* start *

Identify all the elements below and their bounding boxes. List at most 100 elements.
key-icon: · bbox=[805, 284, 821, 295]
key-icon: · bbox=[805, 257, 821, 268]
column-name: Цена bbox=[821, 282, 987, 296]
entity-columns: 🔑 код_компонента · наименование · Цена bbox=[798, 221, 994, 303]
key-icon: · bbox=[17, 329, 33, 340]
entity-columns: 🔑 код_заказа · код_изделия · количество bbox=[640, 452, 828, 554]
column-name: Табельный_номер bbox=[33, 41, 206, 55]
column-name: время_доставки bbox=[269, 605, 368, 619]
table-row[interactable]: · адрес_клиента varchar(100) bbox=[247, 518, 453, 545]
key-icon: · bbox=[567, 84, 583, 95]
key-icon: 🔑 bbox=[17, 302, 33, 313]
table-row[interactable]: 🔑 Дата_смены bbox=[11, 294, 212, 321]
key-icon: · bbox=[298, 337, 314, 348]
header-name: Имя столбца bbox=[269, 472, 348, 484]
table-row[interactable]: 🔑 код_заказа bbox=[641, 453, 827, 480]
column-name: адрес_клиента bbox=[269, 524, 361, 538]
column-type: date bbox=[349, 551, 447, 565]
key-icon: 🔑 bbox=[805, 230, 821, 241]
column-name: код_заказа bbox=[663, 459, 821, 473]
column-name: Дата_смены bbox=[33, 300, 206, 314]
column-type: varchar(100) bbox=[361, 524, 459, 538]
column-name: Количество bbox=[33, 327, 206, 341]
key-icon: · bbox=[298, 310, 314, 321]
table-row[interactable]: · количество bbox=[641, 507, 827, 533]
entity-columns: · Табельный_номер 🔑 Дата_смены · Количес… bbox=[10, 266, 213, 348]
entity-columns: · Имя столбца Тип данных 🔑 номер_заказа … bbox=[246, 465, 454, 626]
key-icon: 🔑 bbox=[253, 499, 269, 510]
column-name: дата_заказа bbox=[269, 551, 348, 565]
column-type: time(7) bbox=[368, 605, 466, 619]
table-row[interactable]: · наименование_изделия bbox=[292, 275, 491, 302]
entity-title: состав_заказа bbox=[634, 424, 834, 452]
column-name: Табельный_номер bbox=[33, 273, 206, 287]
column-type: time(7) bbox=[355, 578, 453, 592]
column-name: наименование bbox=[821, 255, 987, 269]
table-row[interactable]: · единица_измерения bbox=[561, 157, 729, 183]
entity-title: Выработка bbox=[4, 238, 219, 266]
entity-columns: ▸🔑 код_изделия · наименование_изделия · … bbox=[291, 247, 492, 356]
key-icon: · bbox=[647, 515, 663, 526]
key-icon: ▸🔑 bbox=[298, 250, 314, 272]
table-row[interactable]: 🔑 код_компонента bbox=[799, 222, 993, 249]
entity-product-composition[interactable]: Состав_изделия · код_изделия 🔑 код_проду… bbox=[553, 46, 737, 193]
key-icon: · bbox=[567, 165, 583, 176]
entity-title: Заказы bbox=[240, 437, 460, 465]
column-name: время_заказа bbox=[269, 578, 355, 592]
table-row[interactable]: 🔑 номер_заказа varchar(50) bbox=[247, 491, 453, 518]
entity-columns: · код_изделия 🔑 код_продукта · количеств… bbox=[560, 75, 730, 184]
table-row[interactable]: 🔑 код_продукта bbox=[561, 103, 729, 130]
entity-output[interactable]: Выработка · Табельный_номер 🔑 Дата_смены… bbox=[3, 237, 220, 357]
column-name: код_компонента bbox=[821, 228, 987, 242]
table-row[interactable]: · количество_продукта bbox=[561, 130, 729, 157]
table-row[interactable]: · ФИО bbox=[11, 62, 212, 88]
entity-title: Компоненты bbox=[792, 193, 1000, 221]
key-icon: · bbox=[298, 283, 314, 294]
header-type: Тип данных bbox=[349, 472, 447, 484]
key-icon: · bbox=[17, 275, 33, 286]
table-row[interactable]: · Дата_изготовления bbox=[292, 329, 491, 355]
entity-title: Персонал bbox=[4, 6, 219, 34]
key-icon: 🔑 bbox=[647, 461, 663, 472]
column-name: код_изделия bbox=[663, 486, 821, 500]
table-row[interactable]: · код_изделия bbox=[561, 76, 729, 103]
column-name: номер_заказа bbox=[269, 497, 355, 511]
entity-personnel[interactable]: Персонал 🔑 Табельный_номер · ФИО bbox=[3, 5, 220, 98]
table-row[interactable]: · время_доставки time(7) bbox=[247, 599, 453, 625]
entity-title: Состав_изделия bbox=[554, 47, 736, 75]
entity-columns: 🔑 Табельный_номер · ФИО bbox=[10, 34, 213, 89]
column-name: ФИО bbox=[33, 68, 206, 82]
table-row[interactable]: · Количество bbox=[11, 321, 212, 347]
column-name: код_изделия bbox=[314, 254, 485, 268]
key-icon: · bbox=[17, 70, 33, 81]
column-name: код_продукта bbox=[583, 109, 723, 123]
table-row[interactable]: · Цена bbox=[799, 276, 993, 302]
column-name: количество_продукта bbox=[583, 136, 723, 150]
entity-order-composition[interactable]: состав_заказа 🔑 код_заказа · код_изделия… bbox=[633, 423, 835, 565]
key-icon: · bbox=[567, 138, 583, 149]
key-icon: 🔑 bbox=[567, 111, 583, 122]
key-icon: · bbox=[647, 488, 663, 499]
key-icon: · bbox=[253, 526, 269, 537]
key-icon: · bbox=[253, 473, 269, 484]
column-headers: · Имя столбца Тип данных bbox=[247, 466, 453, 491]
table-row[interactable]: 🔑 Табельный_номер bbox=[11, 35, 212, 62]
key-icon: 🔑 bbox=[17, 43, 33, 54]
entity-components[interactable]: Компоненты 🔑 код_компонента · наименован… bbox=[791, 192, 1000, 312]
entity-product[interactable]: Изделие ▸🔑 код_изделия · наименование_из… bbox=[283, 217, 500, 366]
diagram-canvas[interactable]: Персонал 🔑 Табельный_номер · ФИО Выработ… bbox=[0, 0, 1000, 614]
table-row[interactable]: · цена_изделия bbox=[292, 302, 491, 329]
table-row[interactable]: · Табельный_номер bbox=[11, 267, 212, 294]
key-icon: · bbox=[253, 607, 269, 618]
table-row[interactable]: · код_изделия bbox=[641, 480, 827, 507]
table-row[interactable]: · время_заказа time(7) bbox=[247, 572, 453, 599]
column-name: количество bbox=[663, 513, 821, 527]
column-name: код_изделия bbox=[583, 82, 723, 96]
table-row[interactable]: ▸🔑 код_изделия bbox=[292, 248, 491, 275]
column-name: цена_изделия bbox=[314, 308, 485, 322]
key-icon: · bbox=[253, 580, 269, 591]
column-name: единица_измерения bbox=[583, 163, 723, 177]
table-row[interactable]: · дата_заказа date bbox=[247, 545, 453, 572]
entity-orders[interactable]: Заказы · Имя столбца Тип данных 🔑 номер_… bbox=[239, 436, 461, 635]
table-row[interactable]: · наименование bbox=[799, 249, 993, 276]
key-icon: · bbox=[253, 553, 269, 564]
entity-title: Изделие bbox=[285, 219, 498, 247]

* end *

**Goal of the exercise**
Render every line in the records above as a Markdown table, skipping any blank lines. Use the column headers "No." and "Record line": the first column numbers the rows and the second holds the line.

**The response**
| No. | Record line |
|---|---|
| 1 | Identify all the elements below and their bounding boxes. List at most 100 elements. |
| 2 | key-icon: · bbox=[805, 284, 821, 295] |
| 3 | key-icon: · bbox=[805, 257, 821, 268] |
| 4 | column-name: Цена bbox=[821, 282, 987, 296] |
| 5 | entity-columns: 🔑 код_компонента · наименование · Цена bbox=[798, 221, 994, 303] |
| 6 | key-icon: · bbox=[17, 329, 33, 340] |
| 7 | entity-columns: 🔑 код_заказа · код_изделия · количество bbox=[640, 452, 828, 554] |
| 8 | column-name: Табельный_номер bbox=[33, 41, 206, 55] |
| 9 | column-name: время_доставки bbox=[269, 605, 368, 619] |
| 10 | table-row[interactable]: · адрес_клиента varchar(100) bbox=[247, 518, 453, 545] |
| 11 | key-icon: · bbox=[567, 84, 583, 95] |
| 12 | key-icon: 🔑 bbox=[17, 302, 33, 313] |
| 13 | table-row[interactable]: 🔑 Дата_смены bbox=[11, 294, 212, 321] |
| 14 | key-icon: · bbox=[298, 337, 314, 348] |
| 15 | header-name: Имя столбца bbox=[269, 472, 348, 484] |
| 16 | table-row[interactable]: 🔑 код_заказа bbox=[641, 453, 827, 480] |
| 17 | column-name: адрес_клиента bbox=[269, 524, 361, 538] |
| 18 | column-type: date bbox=[349, 551, 447, 565] |
| 19 | key-icon: 🔑 bbox=[805, 230, 821, 241] |
| 20 | column-name: код_заказа bbox=[663, 459, 821, 473] |
| 21 | column-name: Дата_смены bbox=[33, 300, 206, 314] |
| 22 | column-type: varchar(100) bbox=[361, 524, 459, 538] |
| 23 | column-name: Количество bbox=[33, 327, 206, 341] |
| 24 | key-icon: · bbox=[298, 310, 314, 321] |
| 25 | table-row[interactable]: · количество bbox=[641, 507, 827, 533] |
| 26 | entity-columns: · Табельный_номер 🔑 Дата_смены · Количес… bbox=[10, 266, 213, 348] |
| 27 | entity-columns: · Имя столбца Тип данных 🔑 номер_заказа … bbox=[246, 465, 454, 626] |
| 28 | key-icon: 🔑 bbox=[253, 499, 269, 510] |
| 29 | column-name: дата_заказа bbox=[269, 551, 348, 565] |
| 30 | column-type: time(7) bbox=[368, 605, 466, 619] |
| 31 | table-row[interactable]: · наименование_изделия bbox=[292, 275, 491, 302] |
| 32 | entity-title: состав_заказа bbox=[634, 424, 834, 452] |
| 33 | column-name: Табельный_номер bbox=[33, 273, 206, 287] |
| 34 | column-type: time(7) bbox=[355, 578, 453, 592] |
| 35 | column-name: наименование bbox=[821, 255, 987, 269] |
| 36 | table-row[interactable]: · единица_измерения bbox=[561, 157, 729, 183] |
| 37 | entity-title: Выработка bbox=[4, 238, 219, 266] |
| 38 | entity-columns: ▸🔑 код_изделия · наименование_изделия · … bbox=[291, 247, 492, 356] |
| 39 | key-icon: · bbox=[647, 515, 663, 526] |
| 40 | key-icon: ▸🔑 bbox=[298, 250, 314, 272] |
| 41 | table-row[interactable]: 🔑 код_компонента bbox=[799, 222, 993, 249] |
| 42 | entity-product-composition[interactable]: Состав_изделия · код_изделия 🔑 код_проду… bbox=[553, 46, 737, 193] |
| 43 | key-icon: · bbox=[567, 165, 583, 176] |
| 44 | entity-title: Заказы bbox=[240, 437, 460, 465] |
| 45 | column-name: время_заказа bbox=[269, 578, 355, 592] |
| 46 | table-row[interactable]: 🔑 номер_заказа varchar(50) bbox=[247, 491, 453, 518] |
| 47 | entity-columns: · код_изделия 🔑 код_продукта · количеств… bbox=[560, 75, 730, 184] |
| 48 | table-row[interactable]: 🔑 код_продукта bbox=[561, 103, 729, 130] |
| 49 | entity-output[interactable]: Выработка · Табельный_номер 🔑 Дата_смены… bbox=[3, 237, 220, 357] |
| 50 | column-name: код_компонента bbox=[821, 228, 987, 242] |
| 51 | table-row[interactable]: · количество_продукта bbox=[561, 130, 729, 157] |
| 52 | table-row[interactable]: · ФИО bbox=[11, 62, 212, 88] |
| 53 | entity-title: Компоненты bbox=[792, 193, 1000, 221] |
| 54 | key-icon: · bbox=[298, 283, 314, 294] |
| 55 | header-type: Тип данных bbox=[349, 472, 447, 484] |
| 56 | key-icon: · bbox=[17, 275, 33, 286] |
| 57 | table-row[interactable]: · Дата_изготовления bbox=[292, 329, 491, 355] |
| 58 | entity-title: Персонал bbox=[4, 6, 219, 34] |
| 59 | key-icon: 🔑 bbox=[647, 461, 663, 472] |
| 60 | column-name: код_изделия bbox=[663, 486, 821, 500] |
| 61 | table-row[interactable]: · код_изделия bbox=[561, 76, 729, 103] |
| 62 | column-name: номер_заказа bbox=[269, 497, 355, 511] |
| 63 | entity-personnel[interactable]: Персонал 🔑 Табельный_номер · ФИО bbox=[3, 5, 220, 98] |
| 64 | table-row[interactable]: · время_доставки time(7) bbox=[247, 599, 453, 625] |
| 65 | entity-title: Состав_изделия bbox=[554, 47, 736, 75] |
| 66 | entity-columns: 🔑 Табельный_номер · ФИО bbox=[10, 34, 213, 89] |
| 67 | column-name: ФИО bbox=[33, 68, 206, 82] |
| 68 | table-row[interactable]: · Количество bbox=[11, 321, 212, 347] |
| 69 | column-name: код_изделия bbox=[314, 254, 485, 268] |
| 70 | key-icon: · bbox=[17, 70, 33, 81] |
| 71 | column-name: код_продукта bbox=[583, 109, 723, 123] |
| 72 | table-row[interactable]: · Цена bbox=[799, 276, 993, 302] |
| 73 | column-name: количество_продукта bbox=[583, 136, 723, 150] |
| 74 | entity-order-composition[interactable]: состав_заказа 🔑 код_заказа · код_изделия… bbox=[633, 423, 835, 565] |
| 75 | key-icon: · bbox=[567, 138, 583, 149] |
| 76 | key-icon: 🔑 bbox=[567, 111, 583, 122] |
| 77 | key-icon: · bbox=[647, 488, 663, 499] |
| 78 | key-icon: · bbox=[253, 526, 269, 537] |
| 79 | key-icon: · bbox=[253, 473, 269, 484] |
| 80 | column-headers: · Имя столбца Тип данных bbox=[247, 466, 453, 491] |
| 81 | table-row[interactable]: 🔑 Табельный_номер bbox=[11, 35, 212, 62] |
| 82 | key-icon: 🔑 bbox=[17, 43, 33, 54] |
| 83 | entity-components[interactable]: Компоненты 🔑 код_компонента · наименован… bbox=[791, 192, 1000, 312] |
| 84 | entity-product[interactable]: Изделие ▸🔑 код_изделия · наименование_из… bbox=[283, 217, 500, 366] |
| 85 | diagram-canvas[interactable]: Персонал 🔑 Табельный_номер · ФИО Выработ… bbox=[0, 0, 1000, 614] |
| 86 | table-row[interactable]: · цена_изделия bbox=[292, 302, 491, 329] |
| 87 | table-row[interactable]: · Табельный_номер bbox=[11, 267, 212, 294] |
| 88 | key-icon: · bbox=[253, 607, 269, 618] |
| 89 | table-row[interactable]: · код_изделия bbox=[641, 480, 827, 507] |
| 90 | table-row[interactable]: · время_заказа time(7) bbox=[247, 572, 453, 599] |
| 91 | column-name: количество bbox=[663, 513, 821, 527] |
| 92 | column-name: код_изделия bbox=[583, 82, 723, 96] |
| 93 | table-row[interactable]: ▸🔑 код_изделия bbox=[292, 248, 491, 275] |
| 94 | column-name: цена_изделия bbox=[314, 308, 485, 322] |
| 95 | key-icon: · bbox=[253, 580, 269, 591] |
| 96 | column-name: единица_измерения bbox=[583, 163, 723, 177] |
| 97 | table-row[interactable]: · дата_заказа date bbox=[247, 545, 453, 572] |
| 98 | entity-orders[interactable]: Заказы · Имя столбца Тип данных 🔑 номер_… bbox=[239, 436, 461, 635] |
| 99 | table-row[interactable]: · наименование bbox=[799, 249, 993, 276] |
| 100 | key-icon: · bbox=[253, 553, 269, 564] |
| 101 | entity-title: Изделие bbox=[285, 219, 498, 247] |